• [WHAT THE TASK ASKS] Reproduce the listing below in full and without alteration, apart from its pictures.

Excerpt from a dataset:
▬▬▬

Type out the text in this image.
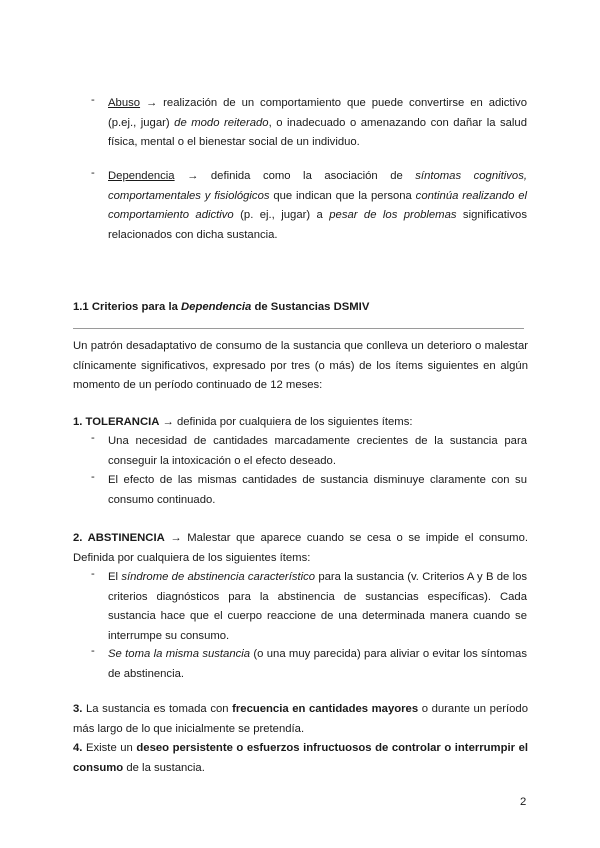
- Abuso → realización de un comportamiento que puede convertirse en adictivo (p.ej., jugar) de modo reiterado, o inadecuado o amenazando con dañar la salud física, mental o el bienestar social de un individuo.
- Dependencia → definida como la asociación de síntomas cognitivos, comportamentales y fisiológicos que indican que la persona continúa realizando el comportamiento adictivo (p. ej., jugar) a pesar de los problemas significativos relacionados con dicha sustancia.

1.1 Criterios para la Dependencia de Sustancias DSMIV

Un patrón desadaptativo de consumo de la sustancia que conlleva un deterioro o malestar clínicamente significativos, expresado por tres (o más) de los ítems siguientes en algún momento de un período continuado de 12 meses:

1. TOLERANCIA → definida por cualquiera de los siguientes ítems:

- Una necesidad de cantidades marcadamente crecientes de la sustancia para conseguir la intoxicación o el efecto deseado.
- El efecto de las mismas cantidades de sustancia disminuye claramente con su consumo continuado.

2. ABSTINENCIA → Malestar que aparece cuando se cesa o se impide el consumo. Definida por cualquiera de los siguientes ítems:

- El síndrome de abstinencia característico para la sustancia (v. Criterios A y B de los criterios diagnósticos para la abstinencia de sustancias específicas). Cada sustancia hace que el cuerpo reaccione de una determinada manera cuando se interrumpe su consumo.
- Se toma la misma sustancia (o una muy parecida) para aliviar o evitar los síntomas de abstinencia.

3. La sustancia es tomada con frecuencia en cantidades mayores o durante un período más largo de lo que inicialmente se pretendía.

4. Existe un deseo persistente o esfuerzos infructuosos de controlar o interrumpir el consumo de la sustancia.

2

▬▬▬

• [FULL RESPONSE]
Type out the text in this image.
- Abuso → realización de un comportamiento que puede convertirse en adictivo (p.ej., jugar) de modo reiterado, o inadecuado o amenazando con dañar la salud física, mental o el bienestar social de un individuo.
- Dependencia → definida como la asociación de síntomas cognitivos, comportamentales y fisiológicos que indican que la persona continúa realizando el comportamiento adictivo (p. ej., jugar) a pesar de los problemas significativos relacionados con dicha sustancia.

1.1 Criterios para la Dependencia de Sustancias DSMIV

Un patrón desadaptativo de consumo de la sustancia que conlleva un deterioro o malestar clínicamente significativos, expresado por tres (o más) de los ítems siguientes en algún momento de un período continuado de 12 meses:

1. TOLERANCIA → definida por cualquiera de los siguientes ítems:

- Una necesidad de cantidades marcadamente crecientes de la sustancia para conseguir la intoxicación o el efecto deseado.
- El efecto de las mismas cantidades de sustancia disminuye claramente con su consumo continuado.

2. ABSTINENCIA → Malestar que aparece cuando se cesa o se impide el consumo. Definida por cualquiera de los siguientes ítems:

- El síndrome de abstinencia característico para la sustancia (v. Criterios A y B de los criterios diagnósticos para la abstinencia de sustancias específicas). Cada sustancia hace que el cuerpo reaccione de una determinada manera cuando se interrumpe su consumo.
- Se toma la misma sustancia (o una muy parecida) para aliviar o evitar los síntomas de abstinencia.

3. La sustancia es tomada con frecuencia en cantidades mayores o durante un período más largo de lo que inicialmente se pretendía.

4. Existe un deseo persistente o esfuerzos infructuosos de controlar o interrumpir el consumo de la sustancia.

2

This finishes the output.